• EXERCISE DIRECTIONS:
In the data below, find each line containing the string "JSON" and return it.

• DATA RECORDS:
◇ ◇ ◇ ◇
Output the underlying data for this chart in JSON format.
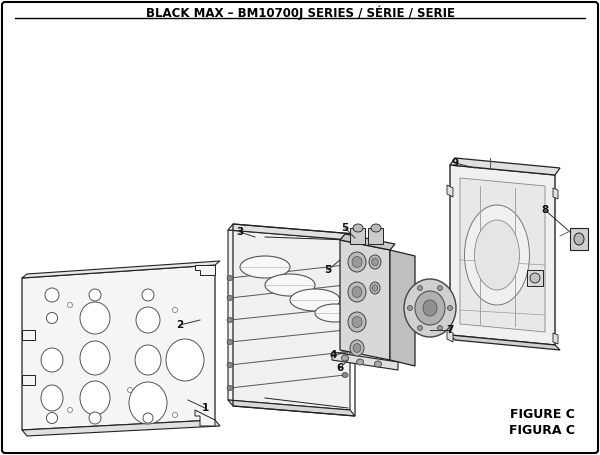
{
  "title": "BLACK MAX – BM10700J SERIES / SÉRIE / SERIE",
  "figure_label_1": "FIGURE C",
  "figure_label_2": "FIGURA C",
  "bg_color": "#ffffff",
  "border_color": "#000000",
  "line_color": "#222222",
  "title_fontsize": 8.5,
  "label_fontsize": 7.5,
  "figure_fontsize": 9
}
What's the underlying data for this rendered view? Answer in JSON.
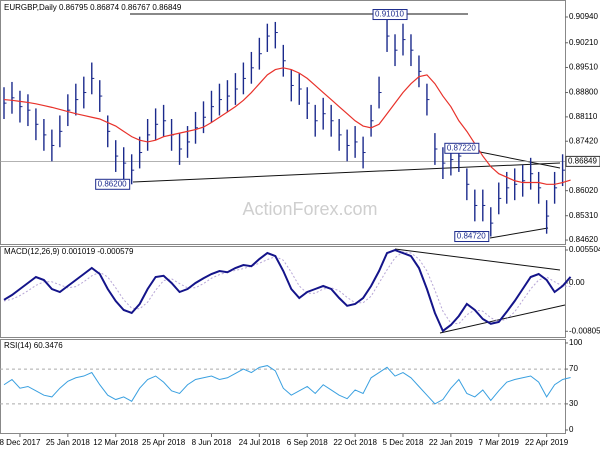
{
  "chart_data": [
    {
      "type": "ohlc",
      "title": "EURGBP,Daily  0.86795 0.86874 0.86767 0.86849",
      "watermark": "ActionForex.com",
      "bar_color": "#1b2a8c",
      "ma_color": "#e8322b",
      "ylim": [
        0.8448,
        0.9128
      ],
      "yticks": [
        {
          "value": 0.8462,
          "label": "0.84620"
        },
        {
          "value": 0.8531,
          "label": "0.85310"
        },
        {
          "value": 0.8602,
          "label": "0.86020"
        },
        {
          "value": 0.8742,
          "label": "0.87420"
        },
        {
          "value": 0.8811,
          "label": "0.88110"
        },
        {
          "value": 0.888,
          "label": "0.88800"
        },
        {
          "value": 0.8951,
          "label": "0.89510"
        },
        {
          "value": 0.9021,
          "label": "0.90210"
        },
        {
          "value": 0.9094,
          "label": "0.90940"
        }
      ],
      "last_price": 0.86849,
      "annotations": [
        {
          "value": 0.9101,
          "label": "0.91010"
        },
        {
          "value": 0.8722,
          "label": "0.87220"
        },
        {
          "value": 0.862,
          "label": "0.86200"
        },
        {
          "value": 0.8472,
          "label": "0.84720"
        }
      ],
      "high": [
        0.8895,
        0.891,
        0.8885,
        0.8875,
        0.8835,
        0.8805,
        0.8775,
        0.8815,
        0.8875,
        0.8905,
        0.8925,
        0.8965,
        0.8915,
        0.8815,
        0.8745,
        0.8725,
        0.8705,
        0.8755,
        0.8805,
        0.8835,
        0.8845,
        0.8805,
        0.8765,
        0.8785,
        0.8825,
        0.8855,
        0.8885,
        0.8905,
        0.8915,
        0.8935,
        0.8965,
        0.8995,
        0.9035,
        0.9075,
        0.908,
        0.9015,
        0.8945,
        0.8935,
        0.8895,
        0.8845,
        0.8865,
        0.8845,
        0.8805,
        0.8775,
        0.8785,
        0.8755,
        0.8845,
        0.8925,
        0.9101,
        0.9045,
        0.9075,
        0.9045,
        0.8985,
        0.8905,
        0.8765,
        0.8725,
        0.8735,
        0.8722,
        0.8665,
        0.8605,
        0.8605,
        0.8555,
        0.8625,
        0.8655,
        0.8665,
        0.8675,
        0.8695,
        0.8655,
        0.8575,
        0.8655,
        0.8705,
        0.86874
      ],
      "low": [
        0.8805,
        0.882,
        0.8795,
        0.8785,
        0.8745,
        0.8715,
        0.8685,
        0.8725,
        0.8785,
        0.8815,
        0.8835,
        0.8875,
        0.8825,
        0.8725,
        0.8655,
        0.8635,
        0.862,
        0.8665,
        0.8715,
        0.8745,
        0.8755,
        0.8715,
        0.8675,
        0.8695,
        0.8735,
        0.8765,
        0.8795,
        0.8815,
        0.8825,
        0.8845,
        0.8875,
        0.8905,
        0.8945,
        0.8995,
        0.9005,
        0.8925,
        0.8855,
        0.8845,
        0.8805,
        0.8755,
        0.8775,
        0.8755,
        0.8715,
        0.8685,
        0.8695,
        0.8665,
        0.8755,
        0.8835,
        0.8995,
        0.8955,
        0.8985,
        0.8955,
        0.8895,
        0.8815,
        0.8675,
        0.8635,
        0.8645,
        0.8655,
        0.8575,
        0.8515,
        0.8515,
        0.8472,
        0.8535,
        0.8565,
        0.8575,
        0.8585,
        0.8605,
        0.8565,
        0.848,
        0.8565,
        0.8615,
        0.86767
      ],
      "close": [
        0.885,
        0.8865,
        0.884,
        0.883,
        0.879,
        0.876,
        0.873,
        0.877,
        0.883,
        0.886,
        0.888,
        0.892,
        0.887,
        0.877,
        0.87,
        0.868,
        0.866,
        0.871,
        0.876,
        0.879,
        0.88,
        0.876,
        0.872,
        0.874,
        0.878,
        0.881,
        0.884,
        0.886,
        0.887,
        0.889,
        0.892,
        0.895,
        0.899,
        0.904,
        0.905,
        0.897,
        0.89,
        0.889,
        0.885,
        0.88,
        0.882,
        0.88,
        0.876,
        0.873,
        0.874,
        0.871,
        0.88,
        0.888,
        0.904,
        0.9,
        0.903,
        0.9,
        0.894,
        0.886,
        0.872,
        0.868,
        0.869,
        0.87,
        0.862,
        0.856,
        0.856,
        0.851,
        0.858,
        0.861,
        0.862,
        0.863,
        0.865,
        0.861,
        0.853,
        0.861,
        0.866,
        0.86849
      ],
      "ma": [
        0.886,
        0.8858,
        0.8855,
        0.8852,
        0.8848,
        0.8843,
        0.8838,
        0.8832,
        0.8826,
        0.882,
        0.8815,
        0.881,
        0.8805,
        0.8795,
        0.8785,
        0.877,
        0.8755,
        0.8745,
        0.874,
        0.8745,
        0.8755,
        0.876,
        0.8765,
        0.877,
        0.8775,
        0.8782,
        0.8795,
        0.881,
        0.8825,
        0.884,
        0.8858,
        0.888,
        0.8905,
        0.893,
        0.8945,
        0.895,
        0.8945,
        0.8935,
        0.892,
        0.89,
        0.888,
        0.886,
        0.884,
        0.882,
        0.88,
        0.8785,
        0.878,
        0.879,
        0.882,
        0.885,
        0.888,
        0.8905,
        0.8925,
        0.893,
        0.8905,
        0.887,
        0.884,
        0.88,
        0.877,
        0.8735,
        0.87,
        0.867,
        0.865,
        0.864,
        0.863,
        0.8625,
        0.8625,
        0.8625,
        0.862,
        0.862,
        0.8625,
        0.8632
      ]
    },
    {
      "type": "macd",
      "title": "MACD(12,26,9) 0.001019 -0.000579",
      "macd_color": "#14148a",
      "signal_color": "#b7a6d6",
      "ylim": [
        -0.00917,
        0.00617
      ],
      "yticks": [
        -0.00805,
        {
          "value": 0,
          "label": "0.00"
        },
        0.005504
      ],
      "macd": [
        -0.0028,
        -0.002,
        -0.001,
        0,
        0.001,
        0.0005,
        -0.001,
        -0.0015,
        -0.0005,
        0.0005,
        0.0015,
        0.0025,
        0.0015,
        -0.001,
        -0.003,
        -0.0045,
        -0.005,
        -0.0035,
        -0.001,
        0.001,
        0.0012,
        0,
        -0.0015,
        -0.001,
        0,
        0.0008,
        0.0015,
        0.002,
        0.0018,
        0.0025,
        0.003,
        0.0028,
        0.004,
        0.005,
        0.0045,
        0.002,
        -0.001,
        -0.0025,
        -0.0015,
        -0.001,
        -0.0005,
        -0.001,
        -0.0025,
        -0.0038,
        -0.0035,
        -0.0025,
        -0.0005,
        0.002,
        0.005,
        0.0055,
        0.005,
        0.0045,
        0.0025,
        -0.001,
        -0.005,
        -0.008,
        -0.007,
        -0.0055,
        -0.0035,
        -0.0045,
        -0.006,
        -0.0068,
        -0.0065,
        -0.0048,
        -0.003,
        -0.001,
        0.001,
        0.0015,
        0.0005,
        -0.0015,
        -0.0005,
        0.001019
      ],
      "signal": [
        -0.003,
        -0.0027,
        -0.0021,
        -0.0013,
        -0.0004,
        0.0002,
        0.0002,
        -0.0003,
        -0.0008,
        -0.0006,
        0.0002,
        0.0012,
        0.0018,
        0.001,
        -0.0008,
        -0.0028,
        -0.0042,
        -0.0043,
        -0.0032,
        -0.0012,
        0.0004,
        0.0007,
        -0.0001,
        -0.0008,
        -0.0008,
        -0.0001,
        0.0008,
        0.0014,
        0.0018,
        0.0021,
        0.0024,
        0.0028,
        0.0033,
        0.0039,
        0.0044,
        0.0038,
        0.0018,
        -0.0005,
        -0.0017,
        -0.0017,
        -0.001,
        -0.0008,
        -0.0013,
        -0.0024,
        -0.0033,
        -0.0033,
        -0.0022,
        0,
        0.0022,
        0.0042,
        0.0052,
        0.005,
        0.004,
        0.002,
        -0.0012,
        -0.0047,
        -0.0067,
        -0.0068,
        -0.0053,
        -0.0045,
        -0.0047,
        -0.0058,
        -0.0064,
        -0.006,
        -0.0048,
        -0.0029,
        -0.001,
        0.0005,
        0.001,
        0.0002,
        -0.0005,
        -0.000579
      ]
    },
    {
      "type": "line",
      "title": "RSI(14) 60.3476",
      "color": "#3aa0e0",
      "ylim": [
        -2.3,
        103.4
      ],
      "yticks": [
        0,
        30,
        70,
        100
      ],
      "levels": [
        30,
        70
      ],
      "values": [
        52,
        58,
        48,
        50,
        45,
        40,
        38,
        48,
        56,
        60,
        62,
        66,
        52,
        40,
        35,
        38,
        33,
        48,
        58,
        62,
        55,
        45,
        42,
        52,
        58,
        60,
        62,
        58,
        60,
        65,
        70,
        66,
        72,
        74,
        68,
        48,
        40,
        45,
        50,
        42,
        52,
        46,
        40,
        36,
        46,
        42,
        60,
        66,
        72,
        62,
        66,
        60,
        50,
        40,
        30,
        35,
        48,
        58,
        42,
        38,
        46,
        34,
        45,
        55,
        58,
        60,
        62,
        55,
        38,
        52,
        58,
        60.3476
      ],
      "categories": [
        null,
        null,
        "8 Dec 2017",
        null,
        null,
        null,
        null,
        null,
        "25 Jan 2018",
        null,
        null,
        null,
        null,
        null,
        "12 Mar 2018",
        null,
        null,
        null,
        null,
        null,
        "25 Apr 2018",
        null,
        null,
        null,
        null,
        null,
        "8 Jun 2018",
        null,
        null,
        null,
        null,
        null,
        "24 Jul 2018",
        null,
        null,
        null,
        null,
        null,
        "6 Sep 2018",
        null,
        null,
        null,
        null,
        null,
        "22 Oct 2018",
        null,
        null,
        null,
        null,
        null,
        "5 Dec 2018",
        null,
        null,
        null,
        null,
        null,
        "22 Jan 2019",
        null,
        null,
        null,
        null,
        null,
        "7 Mar 2019",
        null,
        null,
        null,
        null,
        null,
        "22 Apr 2019",
        null,
        null,
        null
      ]
    }
  ]
}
◇ ◇ ◇ ◇
• ANSWER TO THIS TASK:
Output the underlying data for this chart in JSON format.
What's the underlying data for this rendered view? Answer in JSON.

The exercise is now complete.